>> start

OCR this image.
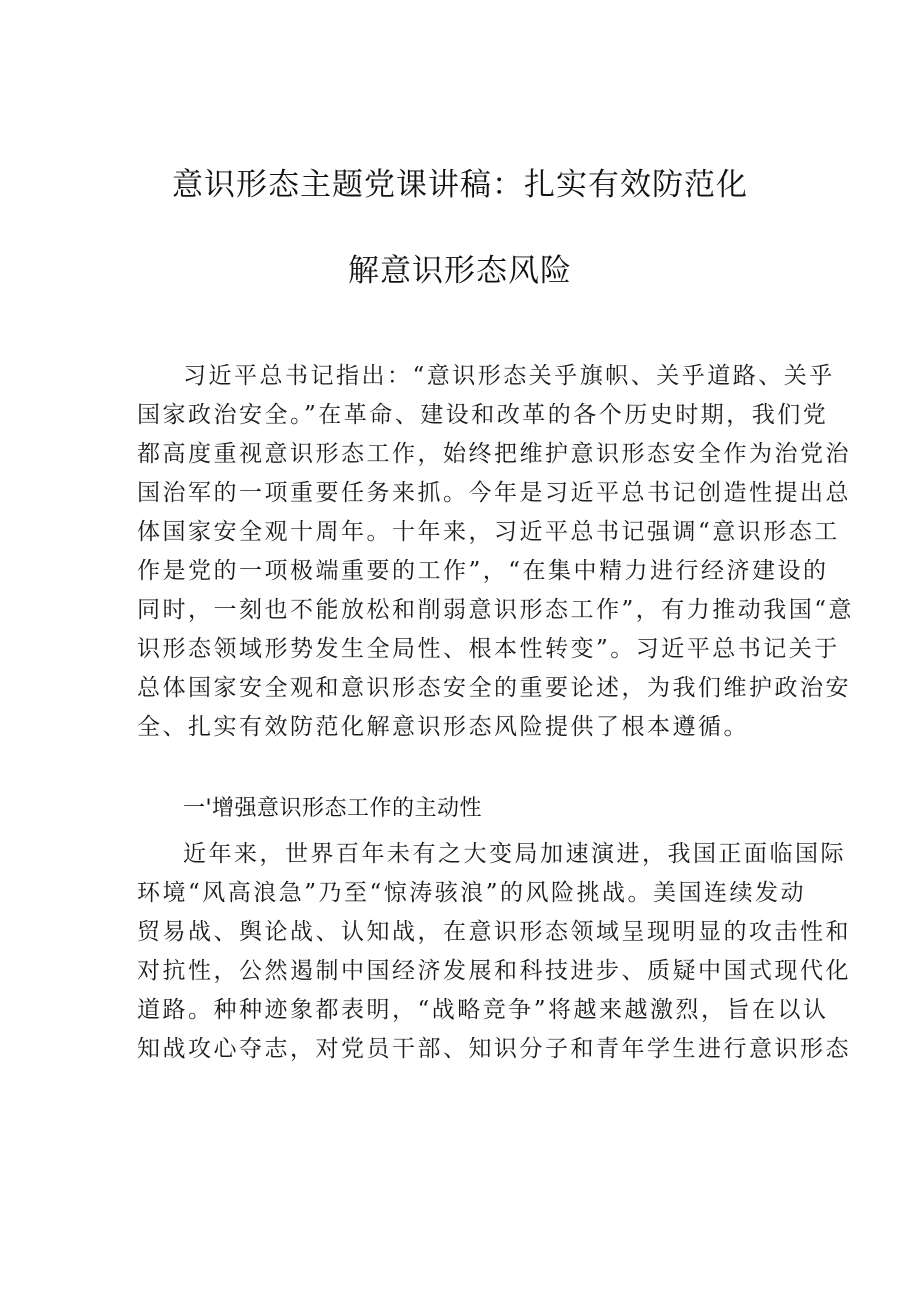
意识形态主题党课讲稿：扎实有效防范化
解意识形态风险
习近平总书记指出：“意识形态关乎旗帜、关乎道路、关乎
国家政治安全。”在革命、建设和改革的各个历史时期，我们党
都高度重视意识形态工作，始终把维护意识形态安全作为治党治
国治军的一项重要任务来抓。今年是习近平总书记创造性提出总
体国家安全观十周年。十年来，习近平总书记强调“意识形态工
作是党的一项极端重要的工作”，“在集中精力进行经济建设的
同时，一刻也不能放松和削弱意识形态工作”，有力推动我国“意
识形态领域形势发生全局性、根本性转变”。习近平总书记关于
总体国家安全观和意识形态安全的重要论述，为我们维护政治安
全、扎实有效防范化解意识形态风险提供了根本遵循。
一'增强意识形态工作的主动性
近年来，世界百年未有之大变局加速演进，我国正面临国际
环境“风高浪急”乃至“惊涛骇浪”的风险挑战。美国连续发动
贸易战、舆论战、认知战，在意识形态领域呈现明显的攻击性和
对抗性，公然遏制中国经济发展和科技进步、质疑中国式现代化
道路。种种迹象都表明，“战略竞争”将越来越激烈，旨在以认
知战攻心夺志，对党员干部、知识分子和青年学生进行意识形态
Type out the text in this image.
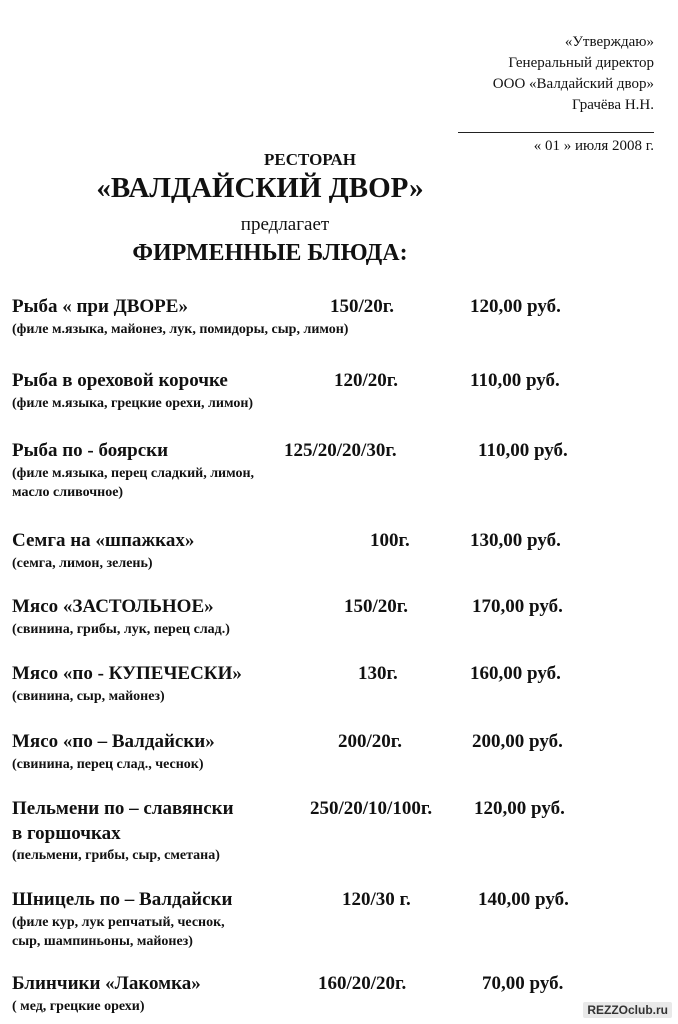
«Утверждаю»
Генеральный директор
ООО «Валдайский двор»
Грачёва Н.Н.
« 01 » июля 2008 г.
РЕСТОРАН
«ВАЛДАЙСКИЙ ДВОР»
предлагает
ФИРМЕННЫЕ БЛЮДА:
Рыба « при ДВОРЕ»	150/20г.	120,00 руб.
(филе м.языка, майонез, лук, помидоры, сыр, лимон)
Рыба в ореховой корочке	120/20г.	110,00 руб.
(филе м.языка, грецкие орехи, лимон)
Рыба по - боярски	125/20/20/30г.	110,00 руб.
(филе м.языка, перец сладкий, лимон,
масло сливочное)
Семга на «шпажках»	100г.	130,00 руб.
(семга, лимон, зелень)
Мясо «ЗАСТОЛЬНОЕ»	150/20г.	170,00 руб.
(свинина, грибы, лук, перец слад.)
Мясо «по - КУПЕЧЕСКИ»	130г.	160,00 руб.
(свинина, сыр, майонез)
Мясо «по – Валдайски»	200/20г.	200,00 руб.
(свинина, перец слад., чеснок)
Пельмени по – славянски	250/20/10/100г. 120,00 руб.
в горшочках
(пельмени, грибы, сыр, сметана)
Шницель по – Валдайски	120/30 г.	140,00 руб.
(филе кур, лук репчатый, чеснок,
сыр, шампиньоны, майонез)
Блинчики «Лакомка»	160/20/20г.	70,00 руб.
( мед, грецкие орехи)	REZZOclub.ru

>> end

- _THE TASK_
Reproduce the material word for word, minus the images.

- _OUTPUT OF THE TASK_
OCR this image.
意识形态主题党课讲稿：扎实有效防范化
解意识形态风险
习近平总书记指出：“意识形态关乎旗帜、关乎道路、关乎
国家政治安全。”在革命、建设和改革的各个历史时期，我们党
都高度重视意识形态工作，始终把维护意识形态安全作为治党治
国治军的一项重要任务来抓。今年是习近平总书记创造性提出总
体国家安全观十周年。十年来，习近平总书记强调“意识形态工
作是党的一项极端重要的工作”，“在集中精力进行经济建设的
同时，一刻也不能放松和削弱意识形态工作”，有力推动我国“意
识形态领域形势发生全局性、根本性转变”。习近平总书记关于
总体国家安全观和意识形态安全的重要论述，为我们维护政治安
全、扎实有效防范化解意识形态风险提供了根本遵循。
一'增强意识形态工作的主动性
近年来，世界百年未有之大变局加速演进，我国正面临国际
环境“风高浪急”乃至“惊涛骇浪”的风险挑战。美国连续发动
贸易战、舆论战、认知战，在意识形态领域呈现明显的攻击性和
对抗性，公然遏制中国经济发展和科技进步、质疑中国式现代化
道路。种种迹象都表明，“战略竞争”将越来越激烈，旨在以认
知战攻心夺志，对党员干部、知识分子和青年学生进行意识形态
Type out the text in this image.
«Утверждаю»
Генеральный директор
ООО «Валдайский двор»
Грачёва Н.Н.
« 01 » июля 2008 г.
РЕСТОРАН
«ВАЛДАЙСКИЙ ДВОР»
предлагает
ФИРМЕННЫЕ БЛЮДА:
Рыба « при ДВОРЕ»	150/20г.	120,00 руб.
(филе м.языка, майонез, лук, помидоры, сыр, лимон)
Рыба в ореховой корочке	120/20г.	110,00 руб.
(филе м.языка, грецкие орехи, лимон)
Рыба по - боярски	125/20/20/30г.	110,00 руб.
(филе м.языка, перец сладкий, лимон,
масло сливочное)
Семга на «шпажках»	100г.	130,00 руб.
(семга, лимон, зелень)
Мясо «ЗАСТОЛЬНОЕ»	150/20г.	170,00 руб.
(свинина, грибы, лук, перец слад.)
Мясо «по - КУПЕЧЕСКИ»	130г.	160,00 руб.
(свинина, сыр, майонез)
Мясо «по – Валдайски»	200/20г.	200,00 руб.
(свинина, перец слад., чеснок)
Пельмени по – славянски	250/20/10/100г. 120,00 руб.
в горшочках
(пельмени, грибы, сыр, сметана)
Шницель по – Валдайски	120/30 г.	140,00 руб.
(филе кур, лук репчатый, чеснок,
сыр, шампиньоны, майонез)
Блинчики «Лакомка»	160/20/20г.	70,00 руб.
( мед, грецкие орехи)	REZZOclub.ru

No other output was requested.